- [YOUR OBJECTIVE]:
Extract each record and reproduce it exactly.
# start of RECORDS
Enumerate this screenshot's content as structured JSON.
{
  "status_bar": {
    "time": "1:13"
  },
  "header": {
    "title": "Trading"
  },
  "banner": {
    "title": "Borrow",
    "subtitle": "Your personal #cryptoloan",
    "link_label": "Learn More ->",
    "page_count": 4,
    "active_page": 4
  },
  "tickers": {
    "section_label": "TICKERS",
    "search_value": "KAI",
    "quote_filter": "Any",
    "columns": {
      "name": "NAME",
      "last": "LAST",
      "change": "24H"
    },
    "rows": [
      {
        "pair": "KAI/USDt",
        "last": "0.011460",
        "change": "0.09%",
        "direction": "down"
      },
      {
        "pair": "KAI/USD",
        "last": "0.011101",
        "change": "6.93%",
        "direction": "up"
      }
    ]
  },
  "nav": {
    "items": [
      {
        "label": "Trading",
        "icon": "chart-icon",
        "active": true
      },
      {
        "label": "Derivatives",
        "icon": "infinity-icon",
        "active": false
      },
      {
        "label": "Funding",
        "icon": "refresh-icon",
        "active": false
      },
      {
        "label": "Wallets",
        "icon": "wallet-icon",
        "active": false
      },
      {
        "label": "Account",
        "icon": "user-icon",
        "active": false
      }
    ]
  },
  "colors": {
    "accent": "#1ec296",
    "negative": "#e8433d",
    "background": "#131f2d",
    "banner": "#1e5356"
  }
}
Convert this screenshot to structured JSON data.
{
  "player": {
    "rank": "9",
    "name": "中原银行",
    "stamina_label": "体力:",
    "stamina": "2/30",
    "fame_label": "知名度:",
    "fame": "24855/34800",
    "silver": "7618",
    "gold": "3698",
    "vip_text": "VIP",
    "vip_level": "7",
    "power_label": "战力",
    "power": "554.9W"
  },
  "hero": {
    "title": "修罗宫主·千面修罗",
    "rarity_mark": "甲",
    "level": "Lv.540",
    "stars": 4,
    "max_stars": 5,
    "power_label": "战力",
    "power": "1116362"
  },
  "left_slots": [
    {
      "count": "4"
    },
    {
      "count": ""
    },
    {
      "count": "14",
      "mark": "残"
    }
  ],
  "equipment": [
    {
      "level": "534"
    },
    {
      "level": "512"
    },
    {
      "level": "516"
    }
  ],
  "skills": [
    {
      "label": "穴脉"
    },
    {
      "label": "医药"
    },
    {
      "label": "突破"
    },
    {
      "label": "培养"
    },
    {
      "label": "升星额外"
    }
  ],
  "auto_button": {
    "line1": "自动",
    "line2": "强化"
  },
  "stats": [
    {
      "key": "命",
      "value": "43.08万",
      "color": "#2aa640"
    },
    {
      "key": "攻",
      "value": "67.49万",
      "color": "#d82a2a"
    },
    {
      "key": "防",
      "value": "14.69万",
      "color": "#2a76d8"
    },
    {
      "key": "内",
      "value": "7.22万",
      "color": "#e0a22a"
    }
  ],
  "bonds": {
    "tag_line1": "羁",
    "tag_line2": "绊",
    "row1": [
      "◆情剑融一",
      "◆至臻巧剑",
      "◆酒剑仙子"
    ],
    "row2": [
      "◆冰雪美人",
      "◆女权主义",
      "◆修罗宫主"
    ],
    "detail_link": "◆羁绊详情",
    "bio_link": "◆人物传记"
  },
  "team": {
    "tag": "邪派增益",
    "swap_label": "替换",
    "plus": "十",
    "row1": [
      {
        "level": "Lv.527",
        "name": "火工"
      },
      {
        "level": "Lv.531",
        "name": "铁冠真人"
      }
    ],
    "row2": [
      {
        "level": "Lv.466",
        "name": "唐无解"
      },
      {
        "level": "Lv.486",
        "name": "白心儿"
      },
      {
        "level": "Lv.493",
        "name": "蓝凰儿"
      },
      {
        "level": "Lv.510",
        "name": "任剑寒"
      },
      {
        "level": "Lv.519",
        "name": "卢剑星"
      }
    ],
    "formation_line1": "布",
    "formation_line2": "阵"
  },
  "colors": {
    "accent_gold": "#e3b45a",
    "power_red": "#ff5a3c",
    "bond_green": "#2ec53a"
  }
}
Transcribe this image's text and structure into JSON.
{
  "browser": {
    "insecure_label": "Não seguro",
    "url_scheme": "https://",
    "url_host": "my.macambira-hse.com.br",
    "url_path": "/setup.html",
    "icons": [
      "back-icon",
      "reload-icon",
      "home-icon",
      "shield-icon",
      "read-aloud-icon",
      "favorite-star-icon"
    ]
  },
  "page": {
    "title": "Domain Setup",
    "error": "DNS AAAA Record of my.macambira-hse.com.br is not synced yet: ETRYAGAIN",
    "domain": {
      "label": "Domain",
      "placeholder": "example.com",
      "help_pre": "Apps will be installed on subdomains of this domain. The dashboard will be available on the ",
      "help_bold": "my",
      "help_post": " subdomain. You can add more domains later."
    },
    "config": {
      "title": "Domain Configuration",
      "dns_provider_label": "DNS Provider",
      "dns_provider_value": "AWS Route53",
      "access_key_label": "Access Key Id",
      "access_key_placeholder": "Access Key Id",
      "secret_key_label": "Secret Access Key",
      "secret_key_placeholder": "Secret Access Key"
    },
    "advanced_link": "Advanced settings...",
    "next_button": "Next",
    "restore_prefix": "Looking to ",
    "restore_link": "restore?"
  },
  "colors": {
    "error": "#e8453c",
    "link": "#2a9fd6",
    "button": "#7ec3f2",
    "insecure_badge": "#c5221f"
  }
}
# end of RECORDS
- [PROBLEM SOLUTION]:
Enumerate this screenshot's content as structured JSON.
{
  "status_bar": {
    "time": "1:13"
  },
  "header": {
    "title": "Trading"
  },
  "banner": {
    "title": "Borrow",
    "subtitle": "Your personal #cryptoloan",
    "link_label": "Learn More ->",
    "page_count": 4,
    "active_page": 4
  },
  "tickers": {
    "section_label": "TICKERS",
    "search_value": "KAI",
    "quote_filter": "Any",
    "columns": {
      "name": "NAME",
      "last": "LAST",
      "change": "24H"
    },
    "rows": [
      {
        "pair": "KAI/USDt",
        "last": "0.011460",
        "change": "0.09%",
        "direction": "down"
      },
      {
        "pair": "KAI/USD",
        "last": "0.011101",
        "change": "6.93%",
        "direction": "up"
      }
    ]
  },
  "nav": {
    "items": [
      {
        "label": "Trading",
        "icon": "chart-icon",
        "active": true
      },
      {
        "label": "Derivatives",
        "icon": "infinity-icon",
        "active": false
      },
      {
        "label": "Funding",
        "icon": "refresh-icon",
        "active": false
      },
      {
        "label": "Wallets",
        "icon": "wallet-icon",
        "active": false
      },
      {
        "label": "Account",
        "icon": "user-icon",
        "active": false
      }
    ]
  },
  "colors": {
    "accent": "#1ec296",
    "negative": "#e8433d",
    "background": "#131f2d",
    "banner": "#1e5356"
  }
}
Convert this screenshot to structured JSON data.
{
  "player": {
    "rank": "9",
    "name": "中原银行",
    "stamina_label": "体力:",
    "stamina": "2/30",
    "fame_label": "知名度:",
    "fame": "24855/34800",
    "silver": "7618",
    "gold": "3698",
    "vip_text": "VIP",
    "vip_level": "7",
    "power_label": "战力",
    "power": "554.9W"
  },
  "hero": {
    "title": "修罗宫主·千面修罗",
    "rarity_mark": "甲",
    "level": "Lv.540",
    "stars": 4,
    "max_stars": 5,
    "power_label": "战力",
    "power": "1116362"
  },
  "left_slots": [
    {
      "count": "4"
    },
    {
      "count": ""
    },
    {
      "count": "14",
      "mark": "残"
    }
  ],
  "equipment": [
    {
      "level": "534"
    },
    {
      "level": "512"
    },
    {
      "level": "516"
    }
  ],
  "skills": [
    {
      "label": "穴脉"
    },
    {
      "label": "医药"
    },
    {
      "label": "突破"
    },
    {
      "label": "培养"
    },
    {
      "label": "升星额外"
    }
  ],
  "auto_button": {
    "line1": "自动",
    "line2": "强化"
  },
  "stats": [
    {
      "key": "命",
      "value": "43.08万",
      "color": "#2aa640"
    },
    {
      "key": "攻",
      "value": "67.49万",
      "color": "#d82a2a"
    },
    {
      "key": "防",
      "value": "14.69万",
      "color": "#2a76d8"
    },
    {
      "key": "内",
      "value": "7.22万",
      "color": "#e0a22a"
    }
  ],
  "bonds": {
    "tag_line1": "羁",
    "tag_line2": "绊",
    "row1": [
      "◆情剑融一",
      "◆至臻巧剑",
      "◆酒剑仙子"
    ],
    "row2": [
      "◆冰雪美人",
      "◆女权主义",
      "◆修罗宫主"
    ],
    "detail_link": "◆羁绊详情",
    "bio_link": "◆人物传记"
  },
  "team": {
    "tag": "邪派增益",
    "swap_label": "替换",
    "plus": "十",
    "row1": [
      {
        "level": "Lv.527",
        "name": "火工"
      },
      {
        "level": "Lv.531",
        "name": "铁冠真人"
      }
    ],
    "row2": [
      {
        "level": "Lv.466",
        "name": "唐无解"
      },
      {
        "level": "Lv.486",
        "name": "白心儿"
      },
      {
        "level": "Lv.493",
        "name": "蓝凰儿"
      },
      {
        "level": "Lv.510",
        "name": "任剑寒"
      },
      {
        "level": "Lv.519",
        "name": "卢剑星"
      }
    ],
    "formation_line1": "布",
    "formation_line2": "阵"
  },
  "colors": {
    "accent_gold": "#e3b45a",
    "power_red": "#ff5a3c",
    "bond_green": "#2ec53a"
  }
}
Transcribe this image's text and structure into JSON.
{
  "browser": {
    "insecure_label": "Não seguro",
    "url_scheme": "https://",
    "url_host": "my.macambira-hse.com.br",
    "url_path": "/setup.html",
    "icons": [
      "back-icon",
      "reload-icon",
      "home-icon",
      "shield-icon",
      "read-aloud-icon",
      "favorite-star-icon"
    ]
  },
  "page": {
    "title": "Domain Setup",
    "error": "DNS AAAA Record of my.macambira-hse.com.br is not synced yet: ETRYAGAIN",
    "domain": {
      "label": "Domain",
      "placeholder": "example.com",
      "help_pre": "Apps will be installed on subdomains of this domain. The dashboard will be available on the ",
      "help_bold": "my",
      "help_post": " subdomain. You can add more domains later."
    },
    "config": {
      "title": "Domain Configuration",
      "dns_provider_label": "DNS Provider",
      "dns_provider_value": "AWS Route53",
      "access_key_label": "Access Key Id",
      "access_key_placeholder": "Access Key Id",
      "secret_key_label": "Secret Access Key",
      "secret_key_placeholder": "Secret Access Key"
    },
    "advanced_link": "Advanced settings...",
    "next_button": "Next",
    "restore_prefix": "Looking to ",
    "restore_link": "restore?"
  },
  "colors": {
    "error": "#e8453c",
    "link": "#2a9fd6",
    "button": "#7ec3f2",
    "insecure_badge": "#c5221f"
  }
}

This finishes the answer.